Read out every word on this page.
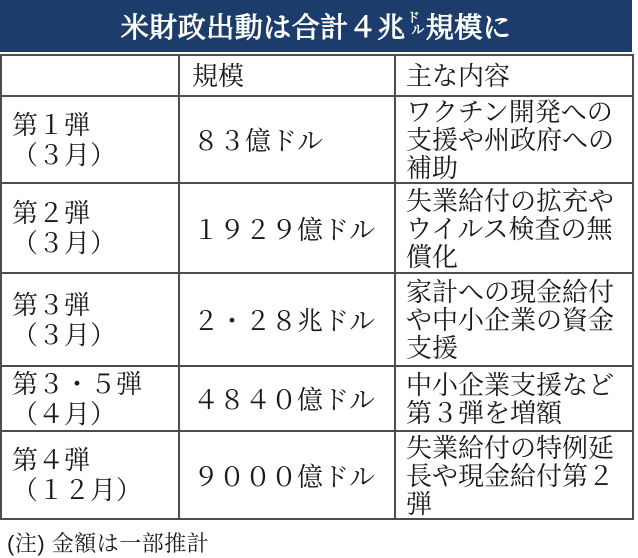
米財政出動は合計４兆 ド
ル 規模に
	規模	主な内容
第１弾
（３月）	８３億ドル	ワクチン開発への支援や州政府への補助
第２弾
（３月）	１９２９億ドル	失業給付の拡充やウイルス検査の無償化
第３弾
（３月）	２・２８兆ドル	家計への現金給付や中小企業の資金支援
第３・５弾
（４月）	４８４０億ドル	中小企業支援など第３弾を増額
第４弾
（１２月）	９０００億ドル	失業給付の特例延長や現金給付第２弾
(注) 金額は一部推計
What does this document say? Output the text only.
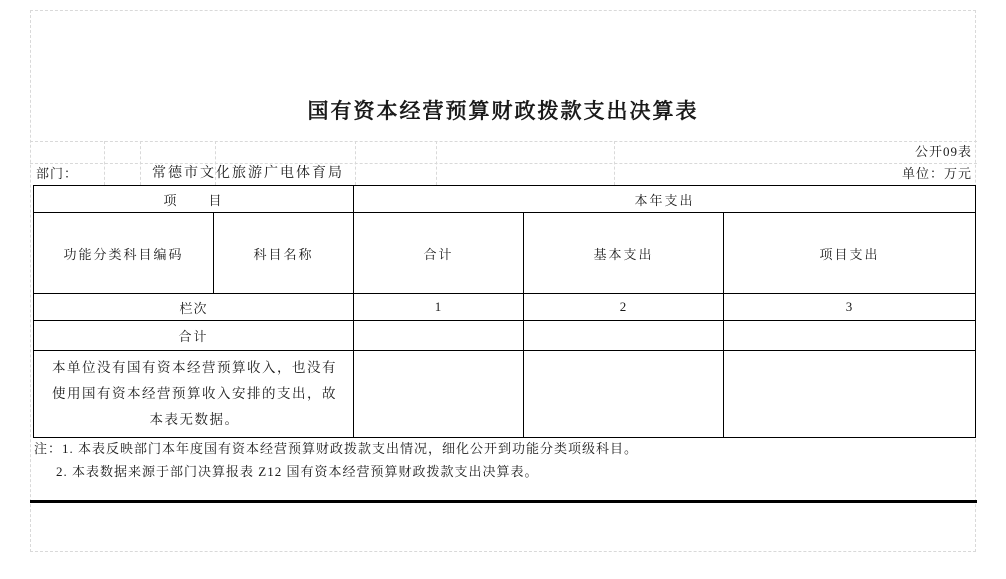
国有资本经营预算财政拨款支出决算表
公开09表
部门：	常德市文化旅游广电体育局	单位：万元
项　　目		本年支出		
功能分类科目编码	科目名称	合计	基本支出	项目支出
栏次		1	2	3
合计				

本单位没有国有资本经营预算收入，也没有
使用国有资本经营预算收入安排的支出，故
本表无数据。				

注：1. 本表反映部门本年度国有资本经营预算财政拨款支出情况，细化公开到功能分类项级科目。
2. 本表数据来源于部门决算报表 Z12 国有资本经营预算财政拨款支出决算表。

--

EXERCISE DESCRIPTION
Copy out each line in the listing that has the word "国有资本经营预算财政拨款支出决算表".

PROBLEM SOLUTION
国有资本经营预算财政拨款支出决算表
2. 本表数据来源于部门决算报表 Z12 国有资本经营预算财政拨款支出决算表。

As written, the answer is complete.